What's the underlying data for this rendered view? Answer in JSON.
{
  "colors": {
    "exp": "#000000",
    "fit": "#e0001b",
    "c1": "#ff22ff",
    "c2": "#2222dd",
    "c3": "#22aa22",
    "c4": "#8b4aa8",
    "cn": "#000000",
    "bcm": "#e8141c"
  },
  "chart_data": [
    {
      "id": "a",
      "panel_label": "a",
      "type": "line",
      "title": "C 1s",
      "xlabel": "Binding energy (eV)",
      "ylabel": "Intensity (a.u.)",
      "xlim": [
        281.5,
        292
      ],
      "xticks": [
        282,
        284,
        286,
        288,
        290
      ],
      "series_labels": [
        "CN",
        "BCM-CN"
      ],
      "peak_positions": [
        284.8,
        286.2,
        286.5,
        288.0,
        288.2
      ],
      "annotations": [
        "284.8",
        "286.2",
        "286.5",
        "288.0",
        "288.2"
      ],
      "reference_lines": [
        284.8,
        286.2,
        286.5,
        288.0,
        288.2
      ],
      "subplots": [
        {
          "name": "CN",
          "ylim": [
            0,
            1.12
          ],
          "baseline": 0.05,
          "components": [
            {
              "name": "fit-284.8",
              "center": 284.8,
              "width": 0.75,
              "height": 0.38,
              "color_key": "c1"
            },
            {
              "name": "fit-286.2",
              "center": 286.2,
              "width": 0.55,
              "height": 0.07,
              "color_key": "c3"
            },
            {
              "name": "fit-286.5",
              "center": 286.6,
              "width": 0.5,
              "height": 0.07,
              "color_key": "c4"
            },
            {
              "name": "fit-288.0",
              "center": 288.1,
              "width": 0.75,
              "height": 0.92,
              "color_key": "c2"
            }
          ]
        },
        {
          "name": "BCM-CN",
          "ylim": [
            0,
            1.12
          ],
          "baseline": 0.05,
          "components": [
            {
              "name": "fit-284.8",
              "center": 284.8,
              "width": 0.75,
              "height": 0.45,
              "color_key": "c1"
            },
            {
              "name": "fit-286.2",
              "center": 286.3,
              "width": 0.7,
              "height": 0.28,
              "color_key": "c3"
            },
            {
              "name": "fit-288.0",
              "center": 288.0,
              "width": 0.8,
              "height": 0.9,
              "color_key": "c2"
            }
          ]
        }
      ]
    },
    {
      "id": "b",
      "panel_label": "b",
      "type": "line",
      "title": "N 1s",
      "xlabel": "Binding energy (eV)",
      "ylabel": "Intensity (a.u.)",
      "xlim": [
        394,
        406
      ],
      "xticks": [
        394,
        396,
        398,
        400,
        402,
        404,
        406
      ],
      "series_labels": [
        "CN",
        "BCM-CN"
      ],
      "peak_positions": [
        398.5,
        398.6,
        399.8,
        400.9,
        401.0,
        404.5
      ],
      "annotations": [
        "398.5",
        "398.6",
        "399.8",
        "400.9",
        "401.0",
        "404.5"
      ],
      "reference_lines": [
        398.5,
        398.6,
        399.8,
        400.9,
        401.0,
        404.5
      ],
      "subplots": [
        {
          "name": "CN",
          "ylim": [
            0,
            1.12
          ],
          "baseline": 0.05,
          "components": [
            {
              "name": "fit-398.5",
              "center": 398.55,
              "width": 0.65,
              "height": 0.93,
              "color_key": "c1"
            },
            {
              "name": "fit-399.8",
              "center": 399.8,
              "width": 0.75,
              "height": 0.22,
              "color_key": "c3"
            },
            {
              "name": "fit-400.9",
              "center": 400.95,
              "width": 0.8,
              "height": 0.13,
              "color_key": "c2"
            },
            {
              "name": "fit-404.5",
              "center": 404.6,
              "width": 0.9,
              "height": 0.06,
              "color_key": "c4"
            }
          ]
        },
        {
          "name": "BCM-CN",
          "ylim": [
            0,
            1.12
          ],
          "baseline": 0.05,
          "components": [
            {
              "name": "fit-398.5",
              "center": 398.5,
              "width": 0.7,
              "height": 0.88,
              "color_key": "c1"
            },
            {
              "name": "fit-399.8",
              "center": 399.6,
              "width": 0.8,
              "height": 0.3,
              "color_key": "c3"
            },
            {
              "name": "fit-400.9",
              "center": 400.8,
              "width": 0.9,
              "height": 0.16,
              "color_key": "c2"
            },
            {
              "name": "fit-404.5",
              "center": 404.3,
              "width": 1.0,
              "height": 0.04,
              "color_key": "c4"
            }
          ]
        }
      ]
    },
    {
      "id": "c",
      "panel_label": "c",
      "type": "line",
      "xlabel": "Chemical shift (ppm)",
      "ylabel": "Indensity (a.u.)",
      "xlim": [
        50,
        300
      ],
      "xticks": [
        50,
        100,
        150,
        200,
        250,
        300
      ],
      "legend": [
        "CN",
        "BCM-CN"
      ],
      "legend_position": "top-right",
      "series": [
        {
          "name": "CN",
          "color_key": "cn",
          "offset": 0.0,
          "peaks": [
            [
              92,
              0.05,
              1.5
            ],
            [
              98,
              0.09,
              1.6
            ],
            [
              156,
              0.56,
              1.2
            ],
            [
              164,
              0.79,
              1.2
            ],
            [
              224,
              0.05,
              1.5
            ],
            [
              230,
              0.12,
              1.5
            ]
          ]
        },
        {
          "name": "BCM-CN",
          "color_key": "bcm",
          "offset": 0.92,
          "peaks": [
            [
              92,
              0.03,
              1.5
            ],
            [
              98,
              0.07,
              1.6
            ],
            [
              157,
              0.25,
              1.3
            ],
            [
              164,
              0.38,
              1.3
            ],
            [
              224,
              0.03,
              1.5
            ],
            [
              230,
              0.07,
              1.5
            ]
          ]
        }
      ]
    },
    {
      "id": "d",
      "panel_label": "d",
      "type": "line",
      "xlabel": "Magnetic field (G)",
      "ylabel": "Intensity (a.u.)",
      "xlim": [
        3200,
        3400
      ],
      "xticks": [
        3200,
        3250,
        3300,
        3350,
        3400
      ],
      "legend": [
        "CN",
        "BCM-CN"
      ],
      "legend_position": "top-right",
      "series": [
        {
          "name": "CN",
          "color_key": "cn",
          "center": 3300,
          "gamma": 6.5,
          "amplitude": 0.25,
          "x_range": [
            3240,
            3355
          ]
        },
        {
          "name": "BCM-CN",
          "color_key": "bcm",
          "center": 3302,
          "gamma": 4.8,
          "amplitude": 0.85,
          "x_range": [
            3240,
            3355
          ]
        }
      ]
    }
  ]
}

• [Problem details] Quote all of the entries verbatim.

• [Final answer]
What's the underlying data for this rendered view? Answer in JSON.
{
  "colors": {
    "exp": "#000000",
    "fit": "#e0001b",
    "c1": "#ff22ff",
    "c2": "#2222dd",
    "c3": "#22aa22",
    "c4": "#8b4aa8",
    "cn": "#000000",
    "bcm": "#e8141c"
  },
  "chart_data": [
    {
      "id": "a",
      "panel_label": "a",
      "type": "line",
      "title": "C 1s",
      "xlabel": "Binding energy (eV)",
      "ylabel": "Intensity (a.u.)",
      "xlim": [
        281.5,
        292
      ],
      "xticks": [
        282,
        284,
        286,
        288,
        290
      ],
      "series_labels": [
        "CN",
        "BCM-CN"
      ],
      "peak_positions": [
        284.8,
        286.2,
        286.5,
        288.0,
        288.2
      ],
      "annotations": [
        "284.8",
        "286.2",
        "286.5",
        "288.0",
        "288.2"
      ],
      "reference_lines": [
        284.8,
        286.2,
        286.5,
        288.0,
        288.2
      ],
      "subplots": [
        {
          "name": "CN",
          "ylim": [
            0,
            1.12
          ],
          "baseline": 0.05,
          "components": [
            {
              "name": "fit-284.8",
              "center": 284.8,
              "width": 0.75,
              "height": 0.38,
              "color_key": "c1"
            },
            {
              "name": "fit-286.2",
              "center": 286.2,
              "width": 0.55,
              "height": 0.07,
              "color_key": "c3"
            },
            {
              "name": "fit-286.5",
              "center": 286.6,
              "width": 0.5,
              "height": 0.07,
              "color_key": "c4"
            },
            {
              "name": "fit-288.0",
              "center": 288.1,
              "width": 0.75,
              "height": 0.92,
              "color_key": "c2"
            }
          ]
        },
        {
          "name": "BCM-CN",
          "ylim": [
            0,
            1.12
          ],
          "baseline": 0.05,
          "components": [
            {
              "name": "fit-284.8",
              "center": 284.8,
              "width": 0.75,
              "height": 0.45,
              "color_key": "c1"
            },
            {
              "name": "fit-286.2",
              "center": 286.3,
              "width": 0.7,
              "height": 0.28,
              "color_key": "c3"
            },
            {
              "name": "fit-288.0",
              "center": 288.0,
              "width": 0.8,
              "height": 0.9,
              "color_key": "c2"
            }
          ]
        }
      ]
    },
    {
      "id": "b",
      "panel_label": "b",
      "type": "line",
      "title": "N 1s",
      "xlabel": "Binding energy (eV)",
      "ylabel": "Intensity (a.u.)",
      "xlim": [
        394,
        406
      ],
      "xticks": [
        394,
        396,
        398,
        400,
        402,
        404,
        406
      ],
      "series_labels": [
        "CN",
        "BCM-CN"
      ],
      "peak_positions": [
        398.5,
        398.6,
        399.8,
        400.9,
        401.0,
        404.5
      ],
      "annotations": [
        "398.5",
        "398.6",
        "399.8",
        "400.9",
        "401.0",
        "404.5"
      ],
      "reference_lines": [
        398.5,
        398.6,
        399.8,
        400.9,
        401.0,
        404.5
      ],
      "subplots": [
        {
          "name": "CN",
          "ylim": [
            0,
            1.12
          ],
          "baseline": 0.05,
          "components": [
            {
              "name": "fit-398.5",
              "center": 398.55,
              "width": 0.65,
              "height": 0.93,
              "color_key": "c1"
            },
            {
              "name": "fit-399.8",
              "center": 399.8,
              "width": 0.75,
              "height": 0.22,
              "color_key": "c3"
            },
            {
              "name": "fit-400.9",
              "center": 400.95,
              "width": 0.8,
              "height": 0.13,
              "color_key": "c2"
            },
            {
              "name": "fit-404.5",
              "center": 404.6,
              "width": 0.9,
              "height": 0.06,
              "color_key": "c4"
            }
          ]
        },
        {
          "name": "BCM-CN",
          "ylim": [
            0,
            1.12
          ],
          "baseline": 0.05,
          "components": [
            {
              "name": "fit-398.5",
              "center": 398.5,
              "width": 0.7,
              "height": 0.88,
              "color_key": "c1"
            },
            {
              "name": "fit-399.8",
              "center": 399.6,
              "width": 0.8,
              "height": 0.3,
              "color_key": "c3"
            },
            {
              "name": "fit-400.9",
              "center": 400.8,
              "width": 0.9,
              "height": 0.16,
              "color_key": "c2"
            },
            {
              "name": "fit-404.5",
              "center": 404.3,
              "width": 1.0,
              "height": 0.04,
              "color_key": "c4"
            }
          ]
        }
      ]
    },
    {
      "id": "c",
      "panel_label": "c",
      "type": "line",
      "xlabel": "Chemical shift (ppm)",
      "ylabel": "Indensity (a.u.)",
      "xlim": [
        50,
        300
      ],
      "xticks": [
        50,
        100,
        150,
        200,
        250,
        300
      ],
      "legend": [
        "CN",
        "BCM-CN"
      ],
      "legend_position": "top-right",
      "series": [
        {
          "name": "CN",
          "color_key": "cn",
          "offset": 0.0,
          "peaks": [
            [
              92,
              0.05,
              1.5
            ],
            [
              98,
              0.09,
              1.6
            ],
            [
              156,
              0.56,
              1.2
            ],
            [
              164,
              0.79,
              1.2
            ],
            [
              224,
              0.05,
              1.5
            ],
            [
              230,
              0.12,
              1.5
            ]
          ]
        },
        {
          "name": "BCM-CN",
          "color_key": "bcm",
          "offset": 0.92,
          "peaks": [
            [
              92,
              0.03,
              1.5
            ],
            [
              98,
              0.07,
              1.6
            ],
            [
              157,
              0.25,
              1.3
            ],
            [
              164,
              0.38,
              1.3
            ],
            [
              224,
              0.03,
              1.5
            ],
            [
              230,
              0.07,
              1.5
            ]
          ]
        }
      ]
    },
    {
      "id": "d",
      "panel_label": "d",
      "type": "line",
      "xlabel": "Magnetic field (G)",
      "ylabel": "Intensity (a.u.)",
      "xlim": [
        3200,
        3400
      ],
      "xticks": [
        3200,
        3250,
        3300,
        3350,
        3400
      ],
      "legend": [
        "CN",
        "BCM-CN"
      ],
      "legend_position": "top-right",
      "series": [
        {
          "name": "CN",
          "color_key": "cn",
          "center": 3300,
          "gamma": 6.5,
          "amplitude": 0.25,
          "x_range": [
            3240,
            3355
          ]
        },
        {
          "name": "BCM-CN",
          "color_key": "bcm",
          "center": 3302,
          "gamma": 4.8,
          "amplitude": 0.85,
          "x_range": [
            3240,
            3355
          ]
        }
      ]
    }
  ]
}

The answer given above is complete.